— WHAT YOU WILL DO —
Skip the pictures. Transcribe the rest of the data below without changing a word.

++++

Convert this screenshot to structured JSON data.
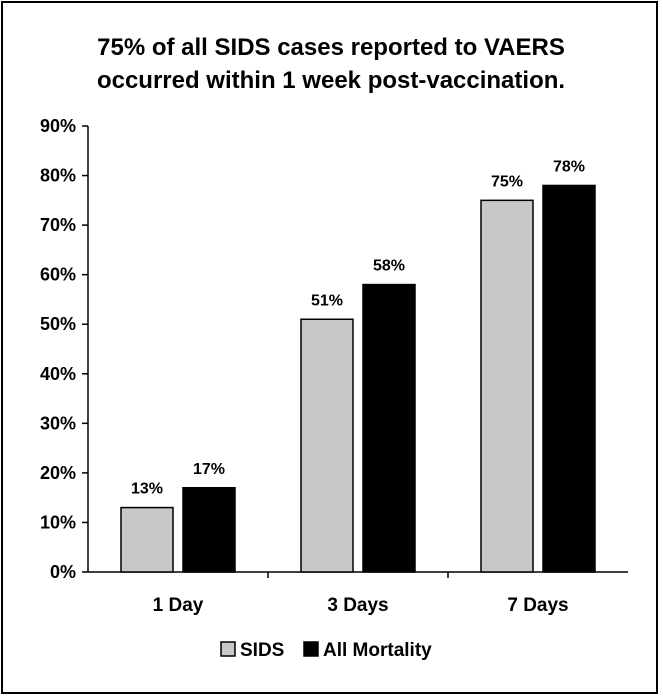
{
  "chart_data": {
    "type": "bar",
    "title_lines": [
      "75% of all SIDS cases reported to VAERS",
      "occurred within 1 week post-vaccination."
    ],
    "categories": [
      "1 Day",
      "3 Days",
      "7 Days"
    ],
    "series": [
      {
        "name": "SIDS",
        "values": [
          13,
          51,
          75
        ],
        "labels": [
          "13%",
          "51%",
          "75%"
        ],
        "color": "#c8c8c8"
      },
      {
        "name": "All Mortality",
        "values": [
          17,
          58,
          78
        ],
        "labels": [
          "17%",
          "58%",
          "78%"
        ],
        "color": "#000000"
      }
    ],
    "yticks": [
      "0%",
      "10%",
      "20%",
      "30%",
      "40%",
      "50%",
      "60%",
      "70%",
      "80%",
      "90%"
    ],
    "ylim": [
      0,
      90
    ],
    "grid": false,
    "legend_position": "bottom"
  }
}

++++

— RESPONSE TO THIS TASK —
Convert this screenshot to structured JSON data.
{
  "chart_data": {
    "type": "bar",
    "title_lines": [
      "75% of all SIDS cases reported to VAERS",
      "occurred within 1 week post-vaccination."
    ],
    "categories": [
      "1 Day",
      "3 Days",
      "7 Days"
    ],
    "series": [
      {
        "name": "SIDS",
        "values": [
          13,
          51,
          75
        ],
        "labels": [
          "13%",
          "51%",
          "75%"
        ],
        "color": "#c8c8c8"
      },
      {
        "name": "All Mortality",
        "values": [
          17,
          58,
          78
        ],
        "labels": [
          "17%",
          "58%",
          "78%"
        ],
        "color": "#000000"
      }
    ],
    "yticks": [
      "0%",
      "10%",
      "20%",
      "30%",
      "40%",
      "50%",
      "60%",
      "70%",
      "80%",
      "90%"
    ],
    "ylim": [
      0,
      90
    ],
    "grid": false,
    "legend_position": "bottom"
  }
}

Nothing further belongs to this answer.